Your goal:
Can you set out as a numbered list the lines of the listing from its first line through the line containing "water-bottle (268, 401, 273, 415)", leaving out any blank lines?

Supplied data:

○ ○ ○ ○ ○ ○ ○

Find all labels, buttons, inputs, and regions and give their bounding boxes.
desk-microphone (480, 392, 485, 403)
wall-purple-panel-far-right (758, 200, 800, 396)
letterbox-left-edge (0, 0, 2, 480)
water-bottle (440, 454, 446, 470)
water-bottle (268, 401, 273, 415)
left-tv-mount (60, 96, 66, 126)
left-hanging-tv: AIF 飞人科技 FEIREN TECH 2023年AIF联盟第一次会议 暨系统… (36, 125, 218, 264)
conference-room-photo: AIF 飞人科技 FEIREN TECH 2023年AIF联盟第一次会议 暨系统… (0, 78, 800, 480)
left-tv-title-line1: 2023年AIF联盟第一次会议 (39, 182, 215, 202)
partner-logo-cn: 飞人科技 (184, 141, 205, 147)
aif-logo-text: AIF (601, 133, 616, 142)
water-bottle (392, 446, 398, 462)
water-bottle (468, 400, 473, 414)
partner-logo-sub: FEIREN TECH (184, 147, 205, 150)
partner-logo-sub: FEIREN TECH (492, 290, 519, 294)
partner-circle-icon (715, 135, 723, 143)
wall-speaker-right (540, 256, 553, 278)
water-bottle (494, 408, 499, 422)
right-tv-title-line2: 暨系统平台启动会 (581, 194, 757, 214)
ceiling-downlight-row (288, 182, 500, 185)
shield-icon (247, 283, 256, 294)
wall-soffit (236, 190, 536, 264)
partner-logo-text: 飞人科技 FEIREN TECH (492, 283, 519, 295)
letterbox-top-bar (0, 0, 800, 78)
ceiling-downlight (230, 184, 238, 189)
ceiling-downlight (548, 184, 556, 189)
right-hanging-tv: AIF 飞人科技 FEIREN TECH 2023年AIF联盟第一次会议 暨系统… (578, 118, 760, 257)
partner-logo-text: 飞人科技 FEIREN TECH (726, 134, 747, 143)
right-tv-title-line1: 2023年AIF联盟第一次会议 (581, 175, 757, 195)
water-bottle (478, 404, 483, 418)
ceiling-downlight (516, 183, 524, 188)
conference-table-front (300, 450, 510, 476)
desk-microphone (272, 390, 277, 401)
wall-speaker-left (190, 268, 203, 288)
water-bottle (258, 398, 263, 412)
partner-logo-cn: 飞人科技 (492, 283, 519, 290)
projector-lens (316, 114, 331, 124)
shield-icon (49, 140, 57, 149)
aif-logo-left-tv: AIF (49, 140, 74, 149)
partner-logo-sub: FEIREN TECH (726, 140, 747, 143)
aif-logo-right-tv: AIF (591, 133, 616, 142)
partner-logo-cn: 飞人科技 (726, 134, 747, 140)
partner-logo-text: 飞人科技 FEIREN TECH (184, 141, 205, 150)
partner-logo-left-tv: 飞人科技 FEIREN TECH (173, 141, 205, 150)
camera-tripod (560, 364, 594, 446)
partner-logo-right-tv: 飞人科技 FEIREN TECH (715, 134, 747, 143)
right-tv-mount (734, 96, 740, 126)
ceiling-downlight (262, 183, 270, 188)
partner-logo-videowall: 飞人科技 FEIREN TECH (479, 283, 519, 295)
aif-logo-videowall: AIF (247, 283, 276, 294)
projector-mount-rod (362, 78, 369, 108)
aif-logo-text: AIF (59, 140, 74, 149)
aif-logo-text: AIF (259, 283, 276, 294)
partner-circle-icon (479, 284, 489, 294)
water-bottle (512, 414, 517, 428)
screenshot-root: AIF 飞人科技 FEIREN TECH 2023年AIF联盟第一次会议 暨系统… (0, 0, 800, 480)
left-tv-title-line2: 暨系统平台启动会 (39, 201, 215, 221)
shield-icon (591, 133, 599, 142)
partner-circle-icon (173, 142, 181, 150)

○ ○ ○ ○ ○ ○ ○

Exercise output:
1. Find all labels, buttons, inputs, and regions and give their bounding boxes.
2. desk-microphone (480, 392, 485, 403)
3. wall-purple-panel-far-right (758, 200, 800, 396)
4. letterbox-left-edge (0, 0, 2, 480)
5. water-bottle (440, 454, 446, 470)
6. water-bottle (268, 401, 273, 415)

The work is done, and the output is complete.